SOURCE DOCUMENT =>
[Start of section]

Before you castigate me for ignoring bad behaviour please hear me out. I took that decision because in the long run I expect them to realise how their behaviour affects the class dynamic by being less ‘matey’ with them. I will be more aware of the ‘abilities’ of this class for the next few weeks and able to plan for them accordingly. The long term learning of the class is far more important than whether they like me or not. We have all heard the ‘don’t smile until Christmas’ advice and of course it is nonsense. But, do you know, sometimes a class might need that. Sorry. I know that’s not a very popular opinion but it’s not about us. It’s about the learning of the class.

Being a teacher is difficult because sometimes you need to be the bad guy. When I entered teaching I wanted them to like me. I still do but I’ve learned along the way that that is impossible in real life, never mind in class. When I am more honest with myself about the mistakes I make then perhaps that helps me to deal better with the mistakes of others. And kids make mistakes all the time. An awareness of my own behaviour helps me to deal with them.


My Space

This is my classroom. This is the place where I work. This is how I choose to lay it out: the desks in threes, all facing me, all facing the front of the class, all facing the white board. It hasn’t always been like this. But I like it now. I have a poster of Yoda on the wall to the right. To the left there is a wall display explaining how to critique. Above me, pupils will read the words. ‘Stuck? Then it was worth coming in today.’ This is my classroom. This is the place where I work.

Image 1It was years before I had any control over how my room was set up. As a new teacher you can consider yourself very lucky to have your own classroom. Usually you have to cart a box about between rooms before you finally arrive home. So I started with pairs of desks in three rows, all facing the teacher. This worked well but made transitions into group tasks very complicated and potentially disastrous. I moved from having groups of six, to groups of four when that proved difficult to handle, than back to six when I was more experienced, before settling on the plan you see above.

[End of section]

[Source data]

[Start of section]

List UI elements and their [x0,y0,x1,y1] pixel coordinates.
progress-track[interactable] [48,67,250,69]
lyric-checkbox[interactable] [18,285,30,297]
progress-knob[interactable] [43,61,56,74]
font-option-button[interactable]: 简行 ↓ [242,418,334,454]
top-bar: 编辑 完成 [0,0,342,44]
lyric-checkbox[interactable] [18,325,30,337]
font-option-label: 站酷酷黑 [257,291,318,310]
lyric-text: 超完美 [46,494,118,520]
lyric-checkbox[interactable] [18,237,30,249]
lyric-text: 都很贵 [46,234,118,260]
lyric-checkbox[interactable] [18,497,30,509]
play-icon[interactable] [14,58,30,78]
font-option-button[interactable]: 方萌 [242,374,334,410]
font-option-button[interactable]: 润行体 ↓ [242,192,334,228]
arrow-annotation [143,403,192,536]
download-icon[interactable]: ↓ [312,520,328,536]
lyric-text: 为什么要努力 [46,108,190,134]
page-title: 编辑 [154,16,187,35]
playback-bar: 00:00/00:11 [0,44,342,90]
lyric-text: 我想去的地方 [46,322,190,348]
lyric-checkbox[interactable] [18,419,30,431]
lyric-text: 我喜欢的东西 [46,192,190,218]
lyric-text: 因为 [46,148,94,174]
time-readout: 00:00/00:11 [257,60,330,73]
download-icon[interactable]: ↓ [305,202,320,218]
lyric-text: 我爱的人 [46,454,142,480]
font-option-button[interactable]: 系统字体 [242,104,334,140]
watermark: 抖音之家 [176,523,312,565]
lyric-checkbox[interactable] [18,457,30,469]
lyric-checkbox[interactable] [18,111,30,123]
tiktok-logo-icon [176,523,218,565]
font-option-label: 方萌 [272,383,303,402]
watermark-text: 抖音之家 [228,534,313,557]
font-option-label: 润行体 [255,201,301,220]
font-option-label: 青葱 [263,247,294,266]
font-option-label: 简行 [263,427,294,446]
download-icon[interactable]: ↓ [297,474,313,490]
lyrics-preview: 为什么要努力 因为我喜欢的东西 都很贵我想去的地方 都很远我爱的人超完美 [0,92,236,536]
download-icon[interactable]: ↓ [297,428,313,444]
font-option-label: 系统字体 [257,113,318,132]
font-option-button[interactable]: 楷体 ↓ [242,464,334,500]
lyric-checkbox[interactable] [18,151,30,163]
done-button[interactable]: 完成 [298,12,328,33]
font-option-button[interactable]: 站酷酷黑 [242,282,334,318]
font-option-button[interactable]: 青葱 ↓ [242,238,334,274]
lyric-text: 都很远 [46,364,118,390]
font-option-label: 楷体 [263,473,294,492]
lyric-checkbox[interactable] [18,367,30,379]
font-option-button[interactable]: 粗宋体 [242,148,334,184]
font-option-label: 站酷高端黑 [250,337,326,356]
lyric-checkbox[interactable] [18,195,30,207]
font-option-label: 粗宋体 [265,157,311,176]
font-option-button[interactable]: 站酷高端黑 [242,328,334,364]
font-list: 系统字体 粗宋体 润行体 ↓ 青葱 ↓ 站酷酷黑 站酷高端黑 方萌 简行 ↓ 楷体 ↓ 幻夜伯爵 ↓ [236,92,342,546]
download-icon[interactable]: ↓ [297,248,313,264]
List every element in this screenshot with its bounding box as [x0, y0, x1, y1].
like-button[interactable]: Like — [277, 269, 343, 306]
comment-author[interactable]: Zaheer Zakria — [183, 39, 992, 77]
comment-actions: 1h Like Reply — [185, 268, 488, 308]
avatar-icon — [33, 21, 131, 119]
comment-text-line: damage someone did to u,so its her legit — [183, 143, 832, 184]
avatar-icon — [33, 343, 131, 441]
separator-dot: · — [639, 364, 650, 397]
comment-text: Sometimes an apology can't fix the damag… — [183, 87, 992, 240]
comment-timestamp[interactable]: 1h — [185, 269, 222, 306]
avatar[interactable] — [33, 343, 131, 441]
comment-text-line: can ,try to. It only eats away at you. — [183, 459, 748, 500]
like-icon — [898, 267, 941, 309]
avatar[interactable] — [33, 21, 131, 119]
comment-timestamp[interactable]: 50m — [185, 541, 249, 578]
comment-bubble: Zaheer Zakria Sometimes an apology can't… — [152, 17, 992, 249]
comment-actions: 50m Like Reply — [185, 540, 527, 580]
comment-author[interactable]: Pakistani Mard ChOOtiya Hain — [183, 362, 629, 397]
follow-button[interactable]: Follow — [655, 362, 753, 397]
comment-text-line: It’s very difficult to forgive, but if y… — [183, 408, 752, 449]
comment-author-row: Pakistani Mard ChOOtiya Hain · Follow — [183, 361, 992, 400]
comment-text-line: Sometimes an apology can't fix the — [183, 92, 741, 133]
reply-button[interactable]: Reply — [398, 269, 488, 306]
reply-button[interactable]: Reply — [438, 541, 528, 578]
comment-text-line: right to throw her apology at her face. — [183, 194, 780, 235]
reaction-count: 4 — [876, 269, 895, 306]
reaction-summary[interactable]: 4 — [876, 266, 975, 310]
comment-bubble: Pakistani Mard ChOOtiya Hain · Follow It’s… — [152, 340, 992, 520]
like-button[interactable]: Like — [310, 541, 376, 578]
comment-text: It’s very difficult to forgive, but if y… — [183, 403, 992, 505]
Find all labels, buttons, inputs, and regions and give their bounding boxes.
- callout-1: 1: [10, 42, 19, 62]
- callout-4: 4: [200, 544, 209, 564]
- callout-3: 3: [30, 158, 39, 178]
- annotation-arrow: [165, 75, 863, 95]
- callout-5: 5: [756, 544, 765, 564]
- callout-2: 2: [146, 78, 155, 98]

[End of section]

Extend the piece about running a classroom with a few more paragraphs, picking up right after its last sentence. The items have nothing to do with this.

 I’ve made many mistakes on my way to this point. Deluded into thinking that pupils work best in groups – sorry but it ain’t always true- I stuck to a pattern, hoping that I would be right in the end. Why group work fails for me is because it is very difficult to assess how every member of the group is working effectively and, more importantly, learning from the experience. But, sorry, this is not meant to be a rant against group work. Just the way I’ve done it. I’ve yet to come across a situation where three wasn’t enough for some proper peer collaboration.

This might not be the most popular thing I’ve ever said in my blog but there are times when, as an English teacher, I need to lecture. I need to have students listening to me, looking at me, writing down what I want them to write down. This is not a strategy for control, a strategy to avoid distractions and misbehaviour; it is a conscious choice to ensure that they listen to what I am teaching them. They spend a lot of time working in threes on peer critique and peer assessment and there is the odd occasion when they turn backwards into a group of six. But, at times, I need them to listen and learn.Image

Of course I want my pupils to be part of this space; I want them, perhaps, to take ownership of wall space at times, displaying their work for all to see. But it is my space. They turn up for fifty minutes a day and I have to make that work with five different classes. I need to be master of my domain and in order to do that my class is set up the way I work best. And the way I work best is the best way for my pupils to work best. If you are a new teacher keep that in mind. This is my classroom. This is the place where I work. And where pupils learn.